* start Extracted entries *

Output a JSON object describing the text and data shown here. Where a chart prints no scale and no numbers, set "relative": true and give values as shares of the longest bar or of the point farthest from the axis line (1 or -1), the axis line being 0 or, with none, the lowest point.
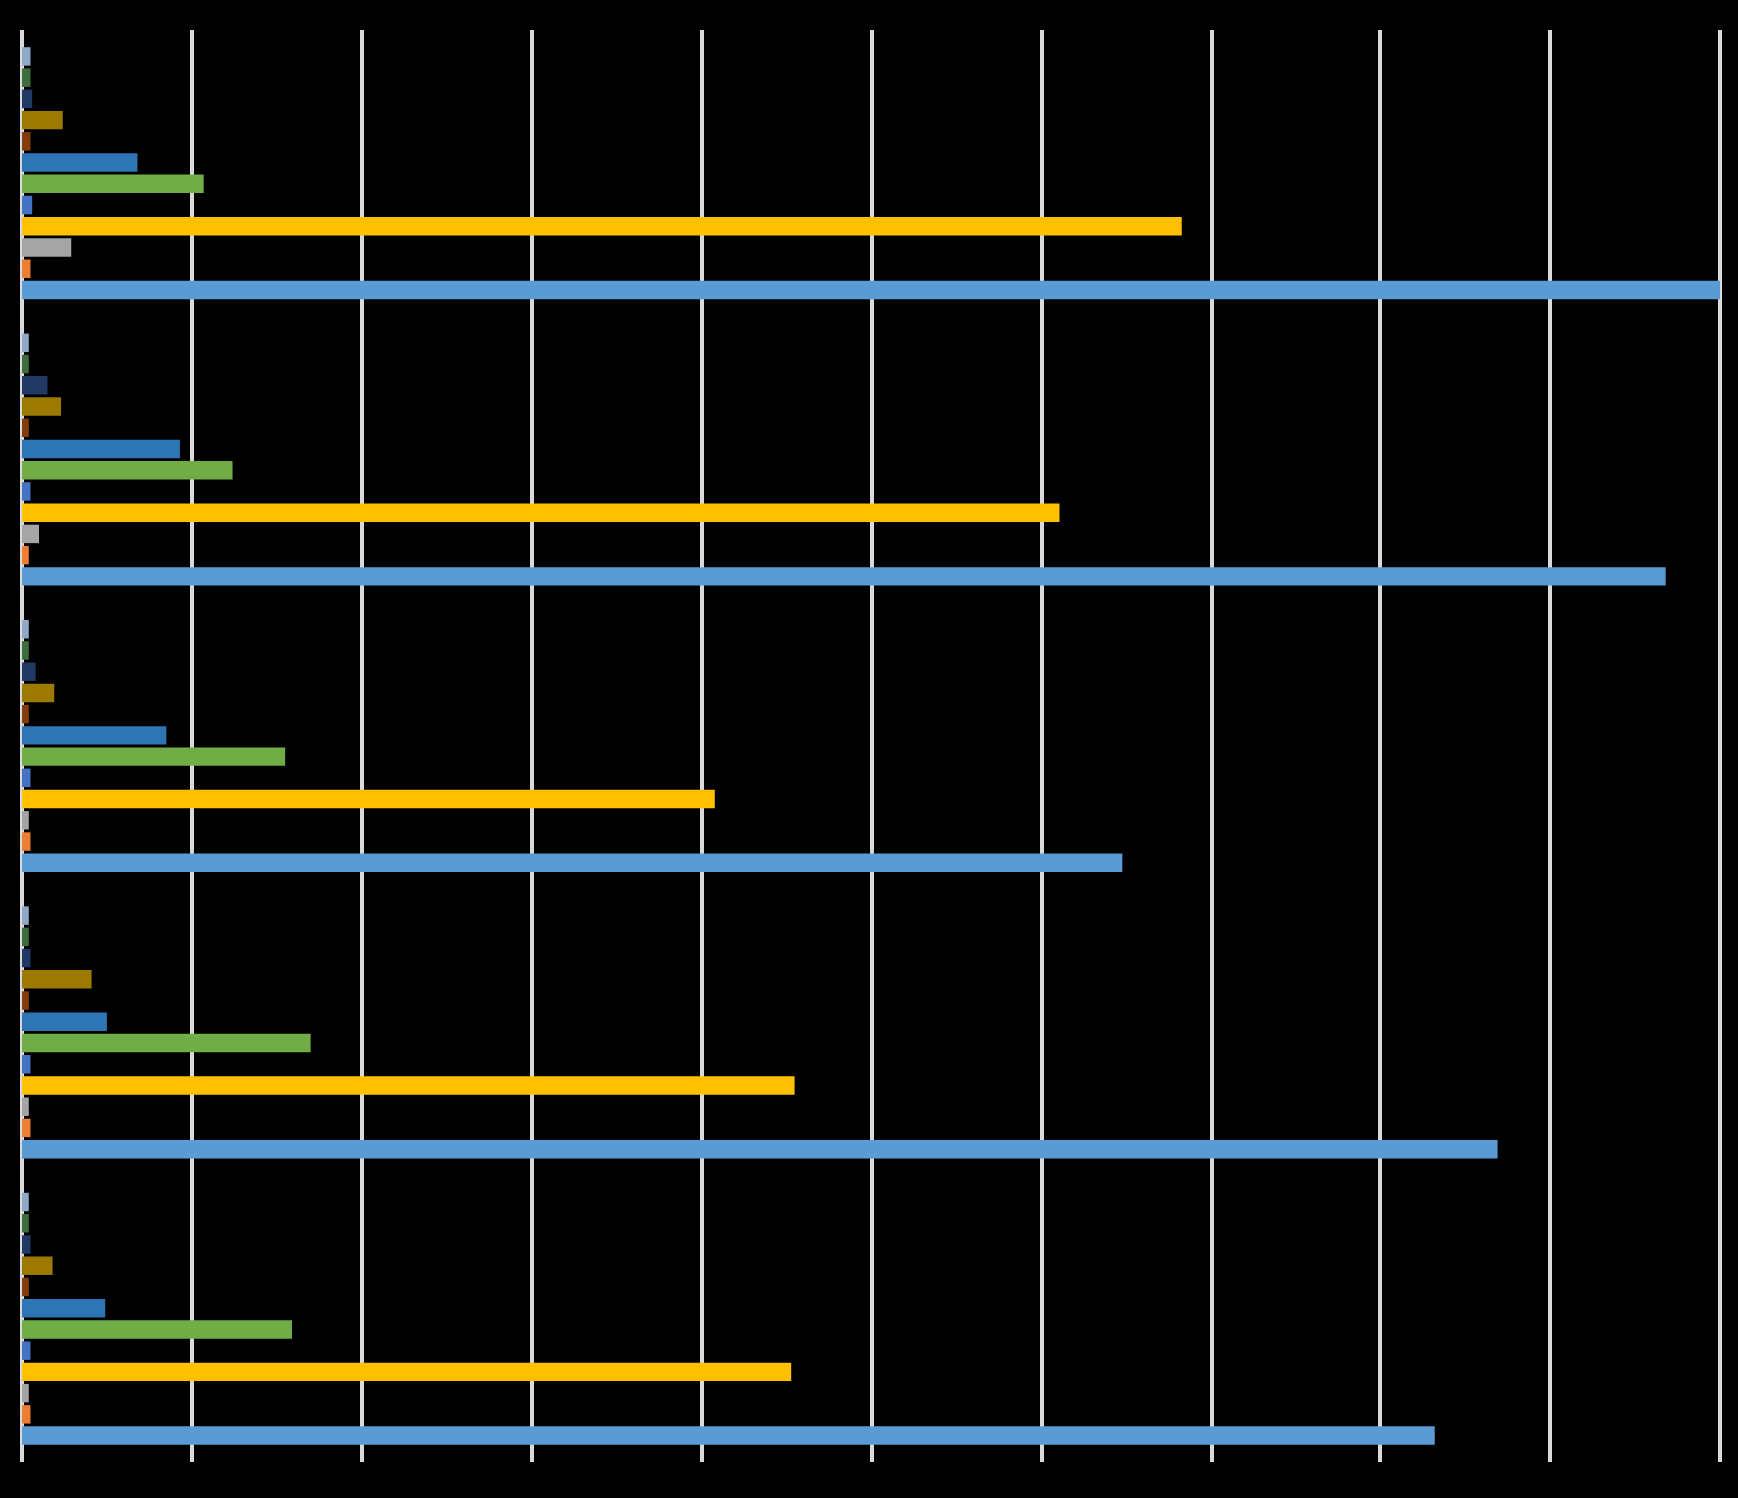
{
  "chart_data": {
    "type": "bar",
    "orientation": "horizontal",
    "relative": true,
    "grid": "x",
    "categories": [
      null,
      null,
      null,
      null,
      null
    ],
    "series": [
      {
        "color": "#8fa9c9",
        "values": [
          0.005,
          0.004,
          0.004,
          0.004,
          0.004
        ]
      },
      {
        "color": "#3c6e3c",
        "values": [
          0.005,
          0.004,
          0.004,
          0.004,
          0.004
        ]
      },
      {
        "color": "#203864",
        "values": [
          0.006,
          0.015,
          0.008,
          0.005,
          0.005
        ]
      },
      {
        "color": "#9c7a00",
        "values": [
          0.024,
          0.023,
          0.019,
          0.041,
          0.018
        ]
      },
      {
        "color": "#843c0c",
        "values": [
          0.005,
          0.004,
          0.004,
          0.004,
          0.004
        ]
      },
      {
        "color": "#2e75b6",
        "values": [
          0.068,
          0.093,
          0.085,
          0.05,
          0.049
        ]
      },
      {
        "color": "#70ad47",
        "values": [
          0.107,
          0.124,
          0.155,
          0.17,
          0.159
        ]
      },
      {
        "color": "#4472c4",
        "values": [
          0.006,
          0.005,
          0.005,
          0.005,
          0.005
        ]
      },
      {
        "color": "#ffc000",
        "values": [
          0.683,
          0.611,
          0.408,
          0.455,
          0.453
        ]
      },
      {
        "color": "#a5a5a5",
        "values": [
          0.029,
          0.01,
          0.004,
          0.004,
          0.004
        ]
      },
      {
        "color": "#ed7d31",
        "values": [
          0.005,
          0.004,
          0.005,
          0.005,
          0.005
        ]
      },
      {
        "color": "#5b9bd5",
        "values": [
          1,
          0.968,
          0.648,
          0.869,
          0.832
        ]
      }
    ]
  }
}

* end Extracted entries *

■ Brief:
Quote the records above in full, dropping each picture.

■ Answer below:
Output a JSON object describing the text and data shown here. Where a chart prints no scale and no numbers, set "relative": true and give values as shares of the longest bar or of the point farthest from the axis line (1 or -1), the axis line being 0 or, with none, the lowest point.
{
  "chart_data": {
    "type": "bar",
    "orientation": "horizontal",
    "relative": true,
    "grid": "x",
    "categories": [
      null,
      null,
      null,
      null,
      null
    ],
    "series": [
      {
        "color": "#8fa9c9",
        "values": [
          0.005,
          0.004,
          0.004,
          0.004,
          0.004
        ]
      },
      {
        "color": "#3c6e3c",
        "values": [
          0.005,
          0.004,
          0.004,
          0.004,
          0.004
        ]
      },
      {
        "color": "#203864",
        "values": [
          0.006,
          0.015,
          0.008,
          0.005,
          0.005
        ]
      },
      {
        "color": "#9c7a00",
        "values": [
          0.024,
          0.023,
          0.019,
          0.041,
          0.018
        ]
      },
      {
        "color": "#843c0c",
        "values": [
          0.005,
          0.004,
          0.004,
          0.004,
          0.004
        ]
      },
      {
        "color": "#2e75b6",
        "values": [
          0.068,
          0.093,
          0.085,
          0.05,
          0.049
        ]
      },
      {
        "color": "#70ad47",
        "values": [
          0.107,
          0.124,
          0.155,
          0.17,
          0.159
        ]
      },
      {
        "color": "#4472c4",
        "values": [
          0.006,
          0.005,
          0.005,
          0.005,
          0.005
        ]
      },
      {
        "color": "#ffc000",
        "values": [
          0.683,
          0.611,
          0.408,
          0.455,
          0.453
        ]
      },
      {
        "color": "#a5a5a5",
        "values": [
          0.029,
          0.01,
          0.004,
          0.004,
          0.004
        ]
      },
      {
        "color": "#ed7d31",
        "values": [
          0.005,
          0.004,
          0.005,
          0.005,
          0.005
        ]
      },
      {
        "color": "#5b9bd5",
        "values": [
          1,
          0.968,
          0.648,
          0.869,
          0.832
        ]
      }
    ]
  }
}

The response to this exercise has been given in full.